(Stored items from a collection)
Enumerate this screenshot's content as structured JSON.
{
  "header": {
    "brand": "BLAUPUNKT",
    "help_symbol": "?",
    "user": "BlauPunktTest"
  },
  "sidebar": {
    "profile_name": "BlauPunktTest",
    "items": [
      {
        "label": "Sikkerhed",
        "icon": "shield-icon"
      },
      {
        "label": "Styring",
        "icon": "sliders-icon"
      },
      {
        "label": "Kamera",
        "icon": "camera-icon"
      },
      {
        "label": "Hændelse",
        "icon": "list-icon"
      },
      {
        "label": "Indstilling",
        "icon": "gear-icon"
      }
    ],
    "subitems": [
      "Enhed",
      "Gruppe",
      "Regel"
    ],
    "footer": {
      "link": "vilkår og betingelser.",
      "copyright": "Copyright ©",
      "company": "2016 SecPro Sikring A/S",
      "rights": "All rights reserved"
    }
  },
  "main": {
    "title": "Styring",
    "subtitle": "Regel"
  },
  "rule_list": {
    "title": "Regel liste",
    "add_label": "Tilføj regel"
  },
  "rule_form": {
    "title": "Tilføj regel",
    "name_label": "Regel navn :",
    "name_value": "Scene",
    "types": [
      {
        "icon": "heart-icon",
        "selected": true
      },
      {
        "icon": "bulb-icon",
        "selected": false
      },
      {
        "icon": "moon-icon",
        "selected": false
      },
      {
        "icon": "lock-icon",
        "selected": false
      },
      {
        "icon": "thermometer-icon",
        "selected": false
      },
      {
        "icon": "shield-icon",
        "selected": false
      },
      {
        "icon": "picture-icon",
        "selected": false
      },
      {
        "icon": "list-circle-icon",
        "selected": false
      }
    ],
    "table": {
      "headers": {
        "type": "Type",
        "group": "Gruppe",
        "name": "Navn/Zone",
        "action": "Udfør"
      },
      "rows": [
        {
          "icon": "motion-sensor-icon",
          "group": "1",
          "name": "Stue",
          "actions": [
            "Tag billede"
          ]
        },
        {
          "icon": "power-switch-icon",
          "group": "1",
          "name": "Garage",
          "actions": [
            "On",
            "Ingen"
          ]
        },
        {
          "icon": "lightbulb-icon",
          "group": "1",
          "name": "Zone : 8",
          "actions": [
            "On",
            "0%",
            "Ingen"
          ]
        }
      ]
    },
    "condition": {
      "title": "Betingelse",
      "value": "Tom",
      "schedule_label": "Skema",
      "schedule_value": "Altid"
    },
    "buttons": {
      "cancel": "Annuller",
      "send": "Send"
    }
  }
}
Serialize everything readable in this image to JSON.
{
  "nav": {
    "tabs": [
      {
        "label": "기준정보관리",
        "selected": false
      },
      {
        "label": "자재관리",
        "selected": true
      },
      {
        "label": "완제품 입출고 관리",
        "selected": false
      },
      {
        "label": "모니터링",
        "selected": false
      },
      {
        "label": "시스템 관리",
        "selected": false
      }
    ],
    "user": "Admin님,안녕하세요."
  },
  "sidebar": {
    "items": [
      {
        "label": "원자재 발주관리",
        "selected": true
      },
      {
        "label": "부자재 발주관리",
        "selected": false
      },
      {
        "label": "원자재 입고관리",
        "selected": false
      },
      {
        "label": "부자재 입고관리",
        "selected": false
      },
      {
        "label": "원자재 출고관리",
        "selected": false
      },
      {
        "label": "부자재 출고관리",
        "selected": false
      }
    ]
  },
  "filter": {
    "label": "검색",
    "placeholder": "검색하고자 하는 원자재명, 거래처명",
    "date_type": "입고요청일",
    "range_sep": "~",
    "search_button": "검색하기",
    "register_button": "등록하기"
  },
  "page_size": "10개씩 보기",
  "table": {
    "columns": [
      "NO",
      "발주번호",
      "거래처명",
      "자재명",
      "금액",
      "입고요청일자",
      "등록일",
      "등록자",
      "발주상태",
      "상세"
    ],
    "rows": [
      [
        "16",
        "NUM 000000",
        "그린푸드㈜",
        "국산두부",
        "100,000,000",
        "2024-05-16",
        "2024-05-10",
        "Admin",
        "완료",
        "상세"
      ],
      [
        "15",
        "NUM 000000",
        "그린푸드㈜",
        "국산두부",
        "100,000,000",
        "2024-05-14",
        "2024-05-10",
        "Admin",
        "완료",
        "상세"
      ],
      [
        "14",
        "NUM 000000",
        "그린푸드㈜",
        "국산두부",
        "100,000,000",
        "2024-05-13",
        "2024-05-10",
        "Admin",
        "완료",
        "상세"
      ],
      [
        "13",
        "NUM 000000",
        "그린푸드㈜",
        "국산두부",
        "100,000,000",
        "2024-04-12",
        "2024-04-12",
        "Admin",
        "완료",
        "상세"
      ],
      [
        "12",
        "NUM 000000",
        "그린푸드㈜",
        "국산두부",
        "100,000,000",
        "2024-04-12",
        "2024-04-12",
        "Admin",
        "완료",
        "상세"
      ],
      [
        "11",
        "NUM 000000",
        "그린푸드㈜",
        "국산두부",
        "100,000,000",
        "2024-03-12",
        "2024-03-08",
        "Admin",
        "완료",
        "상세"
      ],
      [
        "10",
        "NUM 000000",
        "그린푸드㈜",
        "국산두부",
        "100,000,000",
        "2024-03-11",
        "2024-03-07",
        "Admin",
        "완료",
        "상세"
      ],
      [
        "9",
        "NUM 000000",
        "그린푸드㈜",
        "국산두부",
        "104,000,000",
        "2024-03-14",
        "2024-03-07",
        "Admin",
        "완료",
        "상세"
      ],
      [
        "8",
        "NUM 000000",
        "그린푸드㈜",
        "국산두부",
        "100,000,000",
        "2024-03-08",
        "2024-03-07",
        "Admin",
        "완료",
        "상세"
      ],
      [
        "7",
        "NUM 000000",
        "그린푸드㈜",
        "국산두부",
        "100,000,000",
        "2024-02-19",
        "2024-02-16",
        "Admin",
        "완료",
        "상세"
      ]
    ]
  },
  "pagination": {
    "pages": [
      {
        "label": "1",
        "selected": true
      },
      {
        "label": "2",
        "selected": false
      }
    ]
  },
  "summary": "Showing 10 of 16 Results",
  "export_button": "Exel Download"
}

Problem details:
The full set of records should be duplicated exactly.

Exercise solution:
Enumerate this screenshot's content as structured JSON.
{
  "header": {
    "brand": "BLAUPUNKT",
    "help_symbol": "?",
    "user": "BlauPunktTest"
  },
  "sidebar": {
    "profile_name": "BlauPunktTest",
    "items": [
      {
        "label": "Sikkerhed",
        "icon": "shield-icon"
      },
      {
        "label": "Styring",
        "icon": "sliders-icon"
      },
      {
        "label": "Kamera",
        "icon": "camera-icon"
      },
      {
        "label": "Hændelse",
        "icon": "list-icon"
      },
      {
        "label": "Indstilling",
        "icon": "gear-icon"
      }
    ],
    "subitems": [
      "Enhed",
      "Gruppe",
      "Regel"
    ],
    "footer": {
      "link": "vilkår og betingelser.",
      "copyright": "Copyright ©",
      "company": "2016 SecPro Sikring A/S",
      "rights": "All rights reserved"
    }
  },
  "main": {
    "title": "Styring",
    "subtitle": "Regel"
  },
  "rule_list": {
    "title": "Regel liste",
    "add_label": "Tilføj regel"
  },
  "rule_form": {
    "title": "Tilføj regel",
    "name_label": "Regel navn :",
    "name_value": "Scene",
    "types": [
      {
        "icon": "heart-icon",
        "selected": true
      },
      {
        "icon": "bulb-icon",
        "selected": false
      },
      {
        "icon": "moon-icon",
        "selected": false
      },
      {
        "icon": "lock-icon",
        "selected": false
      },
      {
        "icon": "thermometer-icon",
        "selected": false
      },
      {
        "icon": "shield-icon",
        "selected": false
      },
      {
        "icon": "picture-icon",
        "selected": false
      },
      {
        "icon": "list-circle-icon",
        "selected": false
      }
    ],
    "table": {
      "headers": {
        "type": "Type",
        "group": "Gruppe",
        "name": "Navn/Zone",
        "action": "Udfør"
      },
      "rows": [
        {
          "icon": "motion-sensor-icon",
          "group": "1",
          "name": "Stue",
          "actions": [
            "Tag billede"
          ]
        },
        {
          "icon": "power-switch-icon",
          "group": "1",
          "name": "Garage",
          "actions": [
            "On",
            "Ingen"
          ]
        },
        {
          "icon": "lightbulb-icon",
          "group": "1",
          "name": "Zone : 8",
          "actions": [
            "On",
            "0%",
            "Ingen"
          ]
        }
      ]
    },
    "condition": {
      "title": "Betingelse",
      "value": "Tom",
      "schedule_label": "Skema",
      "schedule_value": "Altid"
    },
    "buttons": {
      "cancel": "Annuller",
      "send": "Send"
    }
  }
}
Serialize everything readable in this image to JSON.
{
  "nav": {
    "tabs": [
      {
        "label": "기준정보관리",
        "selected": false
      },
      {
        "label": "자재관리",
        "selected": true
      },
      {
        "label": "완제품 입출고 관리",
        "selected": false
      },
      {
        "label": "모니터링",
        "selected": false
      },
      {
        "label": "시스템 관리",
        "selected": false
      }
    ],
    "user": "Admin님,안녕하세요."
  },
  "sidebar": {
    "items": [
      {
        "label": "원자재 발주관리",
        "selected": true
      },
      {
        "label": "부자재 발주관리",
        "selected": false
      },
      {
        "label": "원자재 입고관리",
        "selected": false
      },
      {
        "label": "부자재 입고관리",
        "selected": false
      },
      {
        "label": "원자재 출고관리",
        "selected": false
      },
      {
        "label": "부자재 출고관리",
        "selected": false
      }
    ]
  },
  "filter": {
    "label": "검색",
    "placeholder": "검색하고자 하는 원자재명, 거래처명",
    "date_type": "입고요청일",
    "range_sep": "~",
    "search_button": "검색하기",
    "register_button": "등록하기"
  },
  "page_size": "10개씩 보기",
  "table": {
    "columns": [
      "NO",
      "발주번호",
      "거래처명",
      "자재명",
      "금액",
      "입고요청일자",
      "등록일",
      "등록자",
      "발주상태",
      "상세"
    ],
    "rows": [
      [
        "16",
        "NUM 000000",
        "그린푸드㈜",
        "국산두부",
        "100,000,000",
        "2024-05-16",
        "2024-05-10",
        "Admin",
        "완료",
        "상세"
      ],
      [
        "15",
        "NUM 000000",
        "그린푸드㈜",
        "국산두부",
        "100,000,000",
        "2024-05-14",
        "2024-05-10",
        "Admin",
        "완료",
        "상세"
      ],
      [
        "14",
        "NUM 000000",
        "그린푸드㈜",
        "국산두부",
        "100,000,000",
        "2024-05-13",
        "2024-05-10",
        "Admin",
        "완료",
        "상세"
      ],
      [
        "13",
        "NUM 000000",
        "그린푸드㈜",
        "국산두부",
        "100,000,000",
        "2024-04-12",
        "2024-04-12",
        "Admin",
        "완료",
        "상세"
      ],
      [
        "12",
        "NUM 000000",
        "그린푸드㈜",
        "국산두부",
        "100,000,000",
        "2024-04-12",
        "2024-04-12",
        "Admin",
        "완료",
        "상세"
      ],
      [
        "11",
        "NUM 000000",
        "그린푸드㈜",
        "국산두부",
        "100,000,000",
        "2024-03-12",
        "2024-03-08",
        "Admin",
        "완료",
        "상세"
      ],
      [
        "10",
        "NUM 000000",
        "그린푸드㈜",
        "국산두부",
        "100,000,000",
        "2024-03-11",
        "2024-03-07",
        "Admin",
        "완료",
        "상세"
      ],
      [
        "9",
        "NUM 000000",
        "그린푸드㈜",
        "국산두부",
        "104,000,000",
        "2024-03-14",
        "2024-03-07",
        "Admin",
        "완료",
        "상세"
      ],
      [
        "8",
        "NUM 000000",
        "그린푸드㈜",
        "국산두부",
        "100,000,000",
        "2024-03-08",
        "2024-03-07",
        "Admin",
        "완료",
        "상세"
      ],
      [
        "7",
        "NUM 000000",
        "그린푸드㈜",
        "국산두부",
        "100,000,000",
        "2024-02-19",
        "2024-02-16",
        "Admin",
        "완료",
        "상세"
      ]
    ]
  },
  "pagination": {
    "pages": [
      {
        "label": "1",
        "selected": true
      },
      {
        "label": "2",
        "selected": false
      }
    ]
  },
  "summary": "Showing 10 of 16 Results",
  "export_button": "Exel Download"
}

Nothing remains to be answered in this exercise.